Scan the lines below for the word "value". Copy each line you find it in.
— start of Provided information —
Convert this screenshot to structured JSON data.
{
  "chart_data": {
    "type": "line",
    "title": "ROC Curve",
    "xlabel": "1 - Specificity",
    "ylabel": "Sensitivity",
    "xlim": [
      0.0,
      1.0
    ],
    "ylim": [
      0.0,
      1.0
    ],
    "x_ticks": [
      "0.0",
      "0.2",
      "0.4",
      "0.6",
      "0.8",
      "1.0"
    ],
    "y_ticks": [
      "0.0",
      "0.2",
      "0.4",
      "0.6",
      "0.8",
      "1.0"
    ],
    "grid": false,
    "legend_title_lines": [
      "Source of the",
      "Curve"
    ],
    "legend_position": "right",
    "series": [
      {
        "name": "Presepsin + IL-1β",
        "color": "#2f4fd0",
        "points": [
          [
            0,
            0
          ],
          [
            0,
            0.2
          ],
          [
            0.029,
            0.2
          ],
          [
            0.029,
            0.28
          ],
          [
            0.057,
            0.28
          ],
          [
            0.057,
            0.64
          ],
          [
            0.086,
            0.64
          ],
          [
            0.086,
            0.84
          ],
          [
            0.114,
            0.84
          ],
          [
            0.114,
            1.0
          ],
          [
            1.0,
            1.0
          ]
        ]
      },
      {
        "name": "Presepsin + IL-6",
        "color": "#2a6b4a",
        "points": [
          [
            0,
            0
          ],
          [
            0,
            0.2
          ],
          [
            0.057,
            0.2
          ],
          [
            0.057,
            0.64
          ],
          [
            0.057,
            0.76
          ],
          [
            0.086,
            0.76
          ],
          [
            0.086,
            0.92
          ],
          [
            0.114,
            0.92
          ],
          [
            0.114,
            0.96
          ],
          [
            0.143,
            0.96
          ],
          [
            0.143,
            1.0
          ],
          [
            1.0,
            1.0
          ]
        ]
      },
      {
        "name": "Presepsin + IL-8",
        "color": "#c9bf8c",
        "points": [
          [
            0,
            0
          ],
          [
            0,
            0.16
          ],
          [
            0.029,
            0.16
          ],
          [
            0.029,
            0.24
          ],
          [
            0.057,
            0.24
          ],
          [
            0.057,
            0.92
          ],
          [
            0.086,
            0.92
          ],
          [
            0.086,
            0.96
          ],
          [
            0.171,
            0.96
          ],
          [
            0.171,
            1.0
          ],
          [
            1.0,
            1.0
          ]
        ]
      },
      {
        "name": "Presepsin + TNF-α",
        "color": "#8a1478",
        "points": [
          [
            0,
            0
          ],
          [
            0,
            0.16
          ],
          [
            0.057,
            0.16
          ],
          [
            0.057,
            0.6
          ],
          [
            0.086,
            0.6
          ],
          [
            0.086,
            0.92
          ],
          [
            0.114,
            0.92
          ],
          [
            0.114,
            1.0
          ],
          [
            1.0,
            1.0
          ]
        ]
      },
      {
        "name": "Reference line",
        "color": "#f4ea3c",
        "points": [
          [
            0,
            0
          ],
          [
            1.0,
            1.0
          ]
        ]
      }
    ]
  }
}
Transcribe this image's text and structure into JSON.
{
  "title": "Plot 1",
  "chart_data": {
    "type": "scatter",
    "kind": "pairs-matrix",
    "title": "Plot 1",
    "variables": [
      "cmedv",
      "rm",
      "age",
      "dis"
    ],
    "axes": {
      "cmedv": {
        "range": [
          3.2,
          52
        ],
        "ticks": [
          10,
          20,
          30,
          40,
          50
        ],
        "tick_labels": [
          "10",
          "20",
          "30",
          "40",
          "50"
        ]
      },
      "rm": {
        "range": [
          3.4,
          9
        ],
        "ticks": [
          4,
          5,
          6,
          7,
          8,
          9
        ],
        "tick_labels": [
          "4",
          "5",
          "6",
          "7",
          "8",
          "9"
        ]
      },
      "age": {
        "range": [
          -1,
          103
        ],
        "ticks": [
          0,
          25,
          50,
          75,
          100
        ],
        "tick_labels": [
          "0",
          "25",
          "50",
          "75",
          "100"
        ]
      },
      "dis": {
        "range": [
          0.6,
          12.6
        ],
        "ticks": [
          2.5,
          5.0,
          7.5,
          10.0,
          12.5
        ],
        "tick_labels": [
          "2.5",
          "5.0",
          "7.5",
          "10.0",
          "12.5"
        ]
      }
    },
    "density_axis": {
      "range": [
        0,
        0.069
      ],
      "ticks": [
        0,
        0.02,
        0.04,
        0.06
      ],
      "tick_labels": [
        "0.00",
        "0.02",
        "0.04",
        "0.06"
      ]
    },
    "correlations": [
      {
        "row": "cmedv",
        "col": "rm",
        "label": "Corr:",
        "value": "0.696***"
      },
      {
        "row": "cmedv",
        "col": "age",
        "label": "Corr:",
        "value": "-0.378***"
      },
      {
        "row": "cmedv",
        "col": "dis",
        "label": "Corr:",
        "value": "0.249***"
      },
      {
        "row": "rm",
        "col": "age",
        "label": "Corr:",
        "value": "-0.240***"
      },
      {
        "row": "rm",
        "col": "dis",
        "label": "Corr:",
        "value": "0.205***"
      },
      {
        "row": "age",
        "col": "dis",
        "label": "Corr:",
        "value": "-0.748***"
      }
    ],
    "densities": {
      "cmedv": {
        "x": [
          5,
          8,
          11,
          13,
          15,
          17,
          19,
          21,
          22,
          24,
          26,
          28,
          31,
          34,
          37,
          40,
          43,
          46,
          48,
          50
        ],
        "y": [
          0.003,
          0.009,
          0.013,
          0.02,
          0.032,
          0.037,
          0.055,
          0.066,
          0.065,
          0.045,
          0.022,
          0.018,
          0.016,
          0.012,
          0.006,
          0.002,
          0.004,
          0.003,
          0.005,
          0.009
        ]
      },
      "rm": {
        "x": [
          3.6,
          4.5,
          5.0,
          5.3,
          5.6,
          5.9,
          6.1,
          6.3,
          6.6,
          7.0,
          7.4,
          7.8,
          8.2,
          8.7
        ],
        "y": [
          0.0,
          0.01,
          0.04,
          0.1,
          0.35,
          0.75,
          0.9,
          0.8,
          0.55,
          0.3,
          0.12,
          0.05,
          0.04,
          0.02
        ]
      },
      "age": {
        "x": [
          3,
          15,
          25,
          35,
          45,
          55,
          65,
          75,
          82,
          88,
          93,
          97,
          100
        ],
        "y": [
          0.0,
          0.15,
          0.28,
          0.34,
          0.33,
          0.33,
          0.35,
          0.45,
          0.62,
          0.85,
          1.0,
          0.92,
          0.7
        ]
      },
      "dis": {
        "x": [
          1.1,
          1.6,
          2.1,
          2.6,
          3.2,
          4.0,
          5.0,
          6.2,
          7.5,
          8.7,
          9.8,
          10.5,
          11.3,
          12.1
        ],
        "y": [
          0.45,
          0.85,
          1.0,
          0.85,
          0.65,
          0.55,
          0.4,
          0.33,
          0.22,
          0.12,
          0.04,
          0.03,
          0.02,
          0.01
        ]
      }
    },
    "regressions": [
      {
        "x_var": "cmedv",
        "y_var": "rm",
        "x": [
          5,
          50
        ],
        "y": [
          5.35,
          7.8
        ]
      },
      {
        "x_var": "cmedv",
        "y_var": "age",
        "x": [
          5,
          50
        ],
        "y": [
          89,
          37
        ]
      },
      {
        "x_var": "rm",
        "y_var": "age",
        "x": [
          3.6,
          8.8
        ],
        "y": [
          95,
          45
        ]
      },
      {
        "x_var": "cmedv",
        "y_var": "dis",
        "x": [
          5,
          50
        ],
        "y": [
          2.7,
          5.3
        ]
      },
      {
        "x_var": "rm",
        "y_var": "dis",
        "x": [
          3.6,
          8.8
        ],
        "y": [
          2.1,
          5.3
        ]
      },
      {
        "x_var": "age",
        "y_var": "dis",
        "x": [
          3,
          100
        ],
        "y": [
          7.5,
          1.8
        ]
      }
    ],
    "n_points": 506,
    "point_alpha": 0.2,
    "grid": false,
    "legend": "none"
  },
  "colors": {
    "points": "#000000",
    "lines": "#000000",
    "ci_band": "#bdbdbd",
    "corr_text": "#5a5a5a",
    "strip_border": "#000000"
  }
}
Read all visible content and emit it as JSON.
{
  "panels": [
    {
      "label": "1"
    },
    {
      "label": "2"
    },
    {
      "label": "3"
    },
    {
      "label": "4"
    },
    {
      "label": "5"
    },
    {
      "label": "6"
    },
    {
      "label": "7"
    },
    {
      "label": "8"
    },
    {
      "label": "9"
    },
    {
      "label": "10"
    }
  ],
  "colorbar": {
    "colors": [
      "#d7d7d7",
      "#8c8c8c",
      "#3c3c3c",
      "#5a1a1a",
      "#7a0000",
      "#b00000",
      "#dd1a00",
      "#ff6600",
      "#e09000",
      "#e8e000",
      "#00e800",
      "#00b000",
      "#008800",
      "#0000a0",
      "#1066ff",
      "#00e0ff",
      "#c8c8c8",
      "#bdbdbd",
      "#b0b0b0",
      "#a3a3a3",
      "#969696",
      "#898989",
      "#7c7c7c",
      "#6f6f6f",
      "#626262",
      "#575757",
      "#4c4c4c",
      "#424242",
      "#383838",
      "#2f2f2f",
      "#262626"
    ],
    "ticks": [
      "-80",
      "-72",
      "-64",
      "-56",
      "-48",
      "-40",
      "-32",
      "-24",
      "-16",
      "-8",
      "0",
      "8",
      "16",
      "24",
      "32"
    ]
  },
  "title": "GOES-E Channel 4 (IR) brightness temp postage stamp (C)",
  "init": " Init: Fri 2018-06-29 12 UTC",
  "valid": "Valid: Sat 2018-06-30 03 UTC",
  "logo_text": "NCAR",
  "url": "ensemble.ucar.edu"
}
— end of Provided information —
● Response to this exercise
        "value": "0.696***"
        "value": "-0.378***"
        "value": "0.249***"
        "value": "-0.240***"
        "value": "0.205***"
        "value": "-0.748***"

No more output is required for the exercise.